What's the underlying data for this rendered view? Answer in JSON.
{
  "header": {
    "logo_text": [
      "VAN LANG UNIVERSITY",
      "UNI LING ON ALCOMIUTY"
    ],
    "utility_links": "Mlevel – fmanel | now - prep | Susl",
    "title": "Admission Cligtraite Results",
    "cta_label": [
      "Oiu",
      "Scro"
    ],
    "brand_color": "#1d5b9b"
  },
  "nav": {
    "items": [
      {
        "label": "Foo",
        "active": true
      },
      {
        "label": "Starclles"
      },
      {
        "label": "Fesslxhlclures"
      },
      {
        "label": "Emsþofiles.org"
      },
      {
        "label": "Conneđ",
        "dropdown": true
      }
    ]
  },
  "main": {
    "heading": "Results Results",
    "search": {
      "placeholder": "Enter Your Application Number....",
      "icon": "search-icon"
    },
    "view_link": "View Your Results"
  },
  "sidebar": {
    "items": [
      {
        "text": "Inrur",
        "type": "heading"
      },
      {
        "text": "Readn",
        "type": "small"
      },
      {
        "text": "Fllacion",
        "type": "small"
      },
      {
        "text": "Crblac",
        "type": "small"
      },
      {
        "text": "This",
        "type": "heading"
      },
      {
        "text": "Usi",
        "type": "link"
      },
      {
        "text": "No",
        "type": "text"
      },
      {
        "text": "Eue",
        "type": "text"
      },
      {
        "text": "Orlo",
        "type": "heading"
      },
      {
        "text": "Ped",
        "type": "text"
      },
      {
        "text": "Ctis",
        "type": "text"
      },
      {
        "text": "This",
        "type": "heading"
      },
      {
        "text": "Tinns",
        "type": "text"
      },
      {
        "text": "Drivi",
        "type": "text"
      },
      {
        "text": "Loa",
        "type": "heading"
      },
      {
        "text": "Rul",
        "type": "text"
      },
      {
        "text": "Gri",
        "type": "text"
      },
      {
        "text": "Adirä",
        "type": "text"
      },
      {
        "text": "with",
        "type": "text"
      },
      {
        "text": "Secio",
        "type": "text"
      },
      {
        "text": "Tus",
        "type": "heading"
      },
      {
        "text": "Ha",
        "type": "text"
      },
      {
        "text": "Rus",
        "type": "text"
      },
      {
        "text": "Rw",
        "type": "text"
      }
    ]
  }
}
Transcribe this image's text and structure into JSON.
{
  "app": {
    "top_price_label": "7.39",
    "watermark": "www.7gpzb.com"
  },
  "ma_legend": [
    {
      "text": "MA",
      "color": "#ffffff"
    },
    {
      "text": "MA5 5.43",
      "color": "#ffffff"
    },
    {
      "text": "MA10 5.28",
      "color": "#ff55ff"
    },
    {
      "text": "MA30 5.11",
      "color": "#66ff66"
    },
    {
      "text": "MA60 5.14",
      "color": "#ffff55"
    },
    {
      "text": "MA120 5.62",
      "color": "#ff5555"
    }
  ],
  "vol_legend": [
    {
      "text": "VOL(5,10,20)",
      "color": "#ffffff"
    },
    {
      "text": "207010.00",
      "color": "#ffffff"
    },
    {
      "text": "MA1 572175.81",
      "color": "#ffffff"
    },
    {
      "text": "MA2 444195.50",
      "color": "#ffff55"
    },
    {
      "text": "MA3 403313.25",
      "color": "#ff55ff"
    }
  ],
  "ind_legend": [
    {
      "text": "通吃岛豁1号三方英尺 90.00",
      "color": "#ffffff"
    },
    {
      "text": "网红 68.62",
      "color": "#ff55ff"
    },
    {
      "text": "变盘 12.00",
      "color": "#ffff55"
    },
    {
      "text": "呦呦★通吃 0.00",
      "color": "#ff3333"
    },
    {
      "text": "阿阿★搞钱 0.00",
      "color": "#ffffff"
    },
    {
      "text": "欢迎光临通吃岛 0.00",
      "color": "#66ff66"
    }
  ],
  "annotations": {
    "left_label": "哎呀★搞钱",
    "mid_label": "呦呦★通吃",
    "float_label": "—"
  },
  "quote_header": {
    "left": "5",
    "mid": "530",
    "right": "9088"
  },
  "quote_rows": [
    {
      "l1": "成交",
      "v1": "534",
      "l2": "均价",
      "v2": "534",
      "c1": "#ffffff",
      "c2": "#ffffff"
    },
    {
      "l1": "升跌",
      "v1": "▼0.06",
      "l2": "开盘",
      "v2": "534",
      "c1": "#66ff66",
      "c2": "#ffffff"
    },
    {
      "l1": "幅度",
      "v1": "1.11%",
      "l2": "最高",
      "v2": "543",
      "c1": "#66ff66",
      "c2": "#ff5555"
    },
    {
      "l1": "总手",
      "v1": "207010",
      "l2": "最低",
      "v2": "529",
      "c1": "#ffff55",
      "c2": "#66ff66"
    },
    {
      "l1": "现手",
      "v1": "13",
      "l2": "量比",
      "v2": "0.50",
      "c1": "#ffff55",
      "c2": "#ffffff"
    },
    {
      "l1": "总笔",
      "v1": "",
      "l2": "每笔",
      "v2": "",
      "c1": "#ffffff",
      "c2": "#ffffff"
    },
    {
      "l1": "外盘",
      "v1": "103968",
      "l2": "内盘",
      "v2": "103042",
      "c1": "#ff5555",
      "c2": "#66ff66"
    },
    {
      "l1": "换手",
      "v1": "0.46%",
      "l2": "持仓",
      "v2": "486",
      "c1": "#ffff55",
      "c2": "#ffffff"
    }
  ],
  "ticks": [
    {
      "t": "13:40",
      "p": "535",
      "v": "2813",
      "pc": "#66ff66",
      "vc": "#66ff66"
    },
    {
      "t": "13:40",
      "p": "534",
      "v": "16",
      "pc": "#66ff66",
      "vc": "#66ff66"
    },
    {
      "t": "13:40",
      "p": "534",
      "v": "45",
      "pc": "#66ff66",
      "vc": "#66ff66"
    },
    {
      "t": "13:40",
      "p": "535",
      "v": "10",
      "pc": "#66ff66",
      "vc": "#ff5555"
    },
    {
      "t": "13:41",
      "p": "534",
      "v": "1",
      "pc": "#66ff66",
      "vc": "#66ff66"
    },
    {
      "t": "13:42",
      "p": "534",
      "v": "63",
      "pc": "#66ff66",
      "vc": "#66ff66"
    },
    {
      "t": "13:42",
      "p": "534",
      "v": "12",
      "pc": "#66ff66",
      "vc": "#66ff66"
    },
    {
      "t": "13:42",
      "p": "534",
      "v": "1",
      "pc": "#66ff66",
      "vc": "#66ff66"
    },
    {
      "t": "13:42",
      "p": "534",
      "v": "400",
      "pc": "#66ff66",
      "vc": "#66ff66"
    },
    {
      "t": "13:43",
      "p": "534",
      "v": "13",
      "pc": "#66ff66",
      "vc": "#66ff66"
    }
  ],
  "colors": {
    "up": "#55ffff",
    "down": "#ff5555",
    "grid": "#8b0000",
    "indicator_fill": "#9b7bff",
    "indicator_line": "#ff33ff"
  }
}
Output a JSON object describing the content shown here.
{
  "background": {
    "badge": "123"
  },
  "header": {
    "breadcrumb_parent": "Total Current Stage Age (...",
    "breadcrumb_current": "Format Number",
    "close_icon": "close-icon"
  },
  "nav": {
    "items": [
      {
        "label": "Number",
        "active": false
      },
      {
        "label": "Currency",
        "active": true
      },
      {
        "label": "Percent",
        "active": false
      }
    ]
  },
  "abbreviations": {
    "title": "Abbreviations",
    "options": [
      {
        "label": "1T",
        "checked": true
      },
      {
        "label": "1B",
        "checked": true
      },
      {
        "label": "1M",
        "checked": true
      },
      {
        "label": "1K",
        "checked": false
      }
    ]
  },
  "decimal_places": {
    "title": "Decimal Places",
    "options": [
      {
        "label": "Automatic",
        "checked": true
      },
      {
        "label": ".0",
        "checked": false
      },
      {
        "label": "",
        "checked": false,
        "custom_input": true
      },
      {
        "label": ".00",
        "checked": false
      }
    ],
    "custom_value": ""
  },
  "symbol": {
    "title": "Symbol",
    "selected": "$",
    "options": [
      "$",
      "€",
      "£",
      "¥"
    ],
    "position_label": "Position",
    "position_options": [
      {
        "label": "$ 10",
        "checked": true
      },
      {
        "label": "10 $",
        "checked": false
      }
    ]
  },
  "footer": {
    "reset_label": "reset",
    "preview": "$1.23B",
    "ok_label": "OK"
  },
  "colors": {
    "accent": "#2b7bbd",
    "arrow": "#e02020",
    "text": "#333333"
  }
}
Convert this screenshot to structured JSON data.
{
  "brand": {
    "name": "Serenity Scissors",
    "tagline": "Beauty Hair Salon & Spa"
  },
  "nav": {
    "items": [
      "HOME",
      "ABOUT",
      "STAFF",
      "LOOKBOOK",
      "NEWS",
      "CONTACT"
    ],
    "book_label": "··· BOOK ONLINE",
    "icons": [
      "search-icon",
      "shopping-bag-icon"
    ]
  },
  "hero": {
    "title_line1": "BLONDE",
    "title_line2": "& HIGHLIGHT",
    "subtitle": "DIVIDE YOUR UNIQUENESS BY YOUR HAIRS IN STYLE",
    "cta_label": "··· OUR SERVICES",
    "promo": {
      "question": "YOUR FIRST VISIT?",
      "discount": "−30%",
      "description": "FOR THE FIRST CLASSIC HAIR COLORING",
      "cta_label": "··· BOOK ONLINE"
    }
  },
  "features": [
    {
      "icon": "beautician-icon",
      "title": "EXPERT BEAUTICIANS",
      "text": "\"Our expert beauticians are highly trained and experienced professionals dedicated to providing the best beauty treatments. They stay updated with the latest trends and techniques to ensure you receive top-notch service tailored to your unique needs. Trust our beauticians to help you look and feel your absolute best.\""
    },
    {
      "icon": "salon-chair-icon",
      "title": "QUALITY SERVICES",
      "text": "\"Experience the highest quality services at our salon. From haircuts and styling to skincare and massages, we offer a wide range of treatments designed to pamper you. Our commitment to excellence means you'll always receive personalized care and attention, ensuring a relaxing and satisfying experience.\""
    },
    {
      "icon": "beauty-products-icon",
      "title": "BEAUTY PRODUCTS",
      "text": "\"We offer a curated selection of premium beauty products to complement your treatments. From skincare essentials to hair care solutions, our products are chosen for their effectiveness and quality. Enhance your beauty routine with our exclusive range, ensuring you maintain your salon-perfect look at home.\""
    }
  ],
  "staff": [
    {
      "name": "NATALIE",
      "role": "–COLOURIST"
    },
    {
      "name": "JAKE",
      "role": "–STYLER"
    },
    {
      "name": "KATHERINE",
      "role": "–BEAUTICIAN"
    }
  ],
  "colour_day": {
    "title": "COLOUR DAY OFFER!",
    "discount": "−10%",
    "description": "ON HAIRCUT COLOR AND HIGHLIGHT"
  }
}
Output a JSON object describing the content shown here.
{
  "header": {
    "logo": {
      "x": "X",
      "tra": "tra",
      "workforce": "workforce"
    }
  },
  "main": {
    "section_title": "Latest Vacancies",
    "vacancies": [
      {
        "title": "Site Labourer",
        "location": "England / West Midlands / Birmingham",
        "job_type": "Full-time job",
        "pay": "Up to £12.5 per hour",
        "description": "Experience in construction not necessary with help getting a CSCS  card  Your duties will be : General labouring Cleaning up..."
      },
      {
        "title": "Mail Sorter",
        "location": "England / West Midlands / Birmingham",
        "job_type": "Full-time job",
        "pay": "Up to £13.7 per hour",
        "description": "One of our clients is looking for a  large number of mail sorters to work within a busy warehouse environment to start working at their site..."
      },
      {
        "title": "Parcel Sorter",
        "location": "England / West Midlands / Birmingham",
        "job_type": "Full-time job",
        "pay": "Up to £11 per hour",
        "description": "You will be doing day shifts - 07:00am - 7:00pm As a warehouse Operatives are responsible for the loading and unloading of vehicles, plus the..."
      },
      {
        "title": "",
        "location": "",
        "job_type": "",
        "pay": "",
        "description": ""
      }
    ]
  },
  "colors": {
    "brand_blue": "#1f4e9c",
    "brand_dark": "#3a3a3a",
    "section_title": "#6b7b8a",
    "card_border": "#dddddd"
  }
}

···

**SHORT TASK:** Pull every line containing the word "data" out of the entries above.

**ANSWER FOR THE TASK:**
What's the underlying data for this rendered view? Answer in JSON.
Convert this screenshot to structured JSON data.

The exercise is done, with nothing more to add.